Begin GIVEN RECORDS

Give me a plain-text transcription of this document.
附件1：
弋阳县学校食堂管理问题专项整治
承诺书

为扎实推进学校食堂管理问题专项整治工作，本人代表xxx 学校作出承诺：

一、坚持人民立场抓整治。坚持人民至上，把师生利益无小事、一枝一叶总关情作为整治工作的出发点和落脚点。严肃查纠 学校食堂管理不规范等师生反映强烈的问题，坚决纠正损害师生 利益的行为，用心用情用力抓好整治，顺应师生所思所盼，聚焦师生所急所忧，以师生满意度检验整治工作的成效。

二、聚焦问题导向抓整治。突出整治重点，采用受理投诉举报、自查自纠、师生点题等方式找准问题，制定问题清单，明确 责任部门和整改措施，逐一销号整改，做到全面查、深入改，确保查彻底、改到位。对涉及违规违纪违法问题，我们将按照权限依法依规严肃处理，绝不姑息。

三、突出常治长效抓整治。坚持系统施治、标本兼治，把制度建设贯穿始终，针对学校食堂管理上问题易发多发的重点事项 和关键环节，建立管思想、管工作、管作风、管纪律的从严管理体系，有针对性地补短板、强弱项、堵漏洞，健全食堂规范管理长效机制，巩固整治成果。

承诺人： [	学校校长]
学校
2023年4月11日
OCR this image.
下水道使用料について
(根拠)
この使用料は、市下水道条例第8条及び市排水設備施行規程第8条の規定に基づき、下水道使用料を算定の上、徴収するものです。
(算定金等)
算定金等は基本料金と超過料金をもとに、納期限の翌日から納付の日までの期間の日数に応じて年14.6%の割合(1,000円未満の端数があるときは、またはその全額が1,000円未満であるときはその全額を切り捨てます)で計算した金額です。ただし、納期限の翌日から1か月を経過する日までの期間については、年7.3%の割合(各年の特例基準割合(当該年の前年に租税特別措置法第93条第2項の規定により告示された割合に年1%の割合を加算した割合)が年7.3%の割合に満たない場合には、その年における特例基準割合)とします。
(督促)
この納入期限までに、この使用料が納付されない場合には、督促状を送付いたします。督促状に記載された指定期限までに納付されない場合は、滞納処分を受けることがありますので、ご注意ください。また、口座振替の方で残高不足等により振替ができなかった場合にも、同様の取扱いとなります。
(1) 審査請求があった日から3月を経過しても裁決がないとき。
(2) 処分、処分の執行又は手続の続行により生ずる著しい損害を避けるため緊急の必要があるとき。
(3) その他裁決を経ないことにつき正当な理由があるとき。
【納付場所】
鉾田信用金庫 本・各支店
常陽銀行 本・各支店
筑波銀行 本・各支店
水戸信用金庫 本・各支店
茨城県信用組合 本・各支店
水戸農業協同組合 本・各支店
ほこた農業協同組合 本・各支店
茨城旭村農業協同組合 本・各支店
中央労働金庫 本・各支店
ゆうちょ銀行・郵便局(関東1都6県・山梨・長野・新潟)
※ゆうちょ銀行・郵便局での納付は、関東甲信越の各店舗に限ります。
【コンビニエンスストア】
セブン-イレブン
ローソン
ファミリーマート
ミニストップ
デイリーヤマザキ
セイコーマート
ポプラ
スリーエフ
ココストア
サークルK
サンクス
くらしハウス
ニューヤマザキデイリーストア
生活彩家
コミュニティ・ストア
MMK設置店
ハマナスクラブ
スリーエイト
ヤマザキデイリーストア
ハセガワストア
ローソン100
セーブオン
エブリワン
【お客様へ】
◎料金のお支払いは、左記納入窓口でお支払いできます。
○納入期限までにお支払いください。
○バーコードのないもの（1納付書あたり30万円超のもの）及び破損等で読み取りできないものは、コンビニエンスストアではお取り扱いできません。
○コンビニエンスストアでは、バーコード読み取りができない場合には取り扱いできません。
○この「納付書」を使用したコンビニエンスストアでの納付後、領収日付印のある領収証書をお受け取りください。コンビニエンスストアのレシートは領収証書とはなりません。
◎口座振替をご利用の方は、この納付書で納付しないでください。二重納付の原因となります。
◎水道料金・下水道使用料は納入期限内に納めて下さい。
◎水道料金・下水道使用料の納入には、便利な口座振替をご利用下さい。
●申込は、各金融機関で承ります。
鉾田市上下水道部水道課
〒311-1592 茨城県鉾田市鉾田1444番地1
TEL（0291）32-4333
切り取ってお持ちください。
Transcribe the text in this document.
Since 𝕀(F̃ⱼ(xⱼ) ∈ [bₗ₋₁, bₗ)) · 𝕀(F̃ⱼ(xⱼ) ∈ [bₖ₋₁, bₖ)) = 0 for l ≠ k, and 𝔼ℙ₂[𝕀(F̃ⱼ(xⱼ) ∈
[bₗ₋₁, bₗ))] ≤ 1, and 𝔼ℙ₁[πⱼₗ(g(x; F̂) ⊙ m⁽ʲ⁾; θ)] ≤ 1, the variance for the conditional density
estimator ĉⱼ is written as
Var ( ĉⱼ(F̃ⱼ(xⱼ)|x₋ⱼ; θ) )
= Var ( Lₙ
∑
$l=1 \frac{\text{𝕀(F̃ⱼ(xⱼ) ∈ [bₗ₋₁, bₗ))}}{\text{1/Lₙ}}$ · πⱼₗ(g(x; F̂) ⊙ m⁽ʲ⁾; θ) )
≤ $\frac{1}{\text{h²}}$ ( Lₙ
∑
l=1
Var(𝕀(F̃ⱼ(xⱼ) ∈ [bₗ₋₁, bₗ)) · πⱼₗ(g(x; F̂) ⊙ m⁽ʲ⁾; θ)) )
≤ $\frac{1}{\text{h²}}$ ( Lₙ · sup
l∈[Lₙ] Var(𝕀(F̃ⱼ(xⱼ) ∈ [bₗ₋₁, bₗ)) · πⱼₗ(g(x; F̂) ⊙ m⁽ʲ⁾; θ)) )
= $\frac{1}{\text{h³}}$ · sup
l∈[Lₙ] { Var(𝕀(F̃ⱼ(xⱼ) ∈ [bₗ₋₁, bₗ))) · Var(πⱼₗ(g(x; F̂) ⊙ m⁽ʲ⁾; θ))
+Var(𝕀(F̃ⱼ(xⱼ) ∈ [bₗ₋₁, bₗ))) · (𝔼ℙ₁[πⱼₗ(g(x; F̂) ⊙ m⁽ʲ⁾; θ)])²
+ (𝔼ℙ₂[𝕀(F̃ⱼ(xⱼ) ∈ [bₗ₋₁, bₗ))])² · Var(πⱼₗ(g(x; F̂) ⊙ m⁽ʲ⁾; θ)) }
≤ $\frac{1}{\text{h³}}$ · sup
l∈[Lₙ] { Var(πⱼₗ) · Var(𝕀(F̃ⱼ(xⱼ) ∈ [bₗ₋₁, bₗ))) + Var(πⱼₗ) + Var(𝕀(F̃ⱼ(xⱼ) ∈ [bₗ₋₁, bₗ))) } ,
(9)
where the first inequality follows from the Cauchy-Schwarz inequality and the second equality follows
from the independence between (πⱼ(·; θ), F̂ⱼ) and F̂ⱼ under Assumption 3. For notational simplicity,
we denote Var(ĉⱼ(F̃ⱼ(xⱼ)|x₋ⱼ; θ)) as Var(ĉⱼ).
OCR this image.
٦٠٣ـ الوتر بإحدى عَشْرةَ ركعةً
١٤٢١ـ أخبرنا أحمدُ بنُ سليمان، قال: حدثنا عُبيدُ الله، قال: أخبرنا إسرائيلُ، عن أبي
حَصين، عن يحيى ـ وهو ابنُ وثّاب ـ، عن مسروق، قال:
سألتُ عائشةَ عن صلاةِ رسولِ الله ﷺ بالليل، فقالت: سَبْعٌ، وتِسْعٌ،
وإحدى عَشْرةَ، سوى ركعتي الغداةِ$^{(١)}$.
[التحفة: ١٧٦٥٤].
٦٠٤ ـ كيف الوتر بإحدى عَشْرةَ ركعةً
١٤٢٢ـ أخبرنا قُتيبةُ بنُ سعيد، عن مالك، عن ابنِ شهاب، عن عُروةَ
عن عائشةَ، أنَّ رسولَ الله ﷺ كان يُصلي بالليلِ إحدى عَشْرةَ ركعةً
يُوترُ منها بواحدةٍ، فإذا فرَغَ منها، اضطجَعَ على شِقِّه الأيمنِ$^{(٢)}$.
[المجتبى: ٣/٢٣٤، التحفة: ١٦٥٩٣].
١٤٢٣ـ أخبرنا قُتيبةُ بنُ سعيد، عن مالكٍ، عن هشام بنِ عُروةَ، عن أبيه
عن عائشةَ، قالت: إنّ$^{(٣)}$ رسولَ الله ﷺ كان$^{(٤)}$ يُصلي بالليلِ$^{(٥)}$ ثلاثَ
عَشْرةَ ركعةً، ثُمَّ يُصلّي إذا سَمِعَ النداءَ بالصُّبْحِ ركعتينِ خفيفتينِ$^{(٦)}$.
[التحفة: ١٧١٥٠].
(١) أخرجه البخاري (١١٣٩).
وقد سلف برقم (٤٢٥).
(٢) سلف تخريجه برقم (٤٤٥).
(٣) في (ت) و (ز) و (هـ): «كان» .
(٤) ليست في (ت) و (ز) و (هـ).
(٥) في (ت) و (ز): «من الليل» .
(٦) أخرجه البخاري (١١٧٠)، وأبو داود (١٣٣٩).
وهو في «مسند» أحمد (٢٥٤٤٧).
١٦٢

End GIVEN RECORDS

OBJECTIVE: Search the entries for the word "الوتر" and gather every line where it appears.

SOLUTION TO THIS PROBLEM:
٦٠٣ـ الوتر بإحدى عَشْرةَ ركعةً
٦٠٤ ـ كيف الوتر بإحدى عَشْرةَ ركعةً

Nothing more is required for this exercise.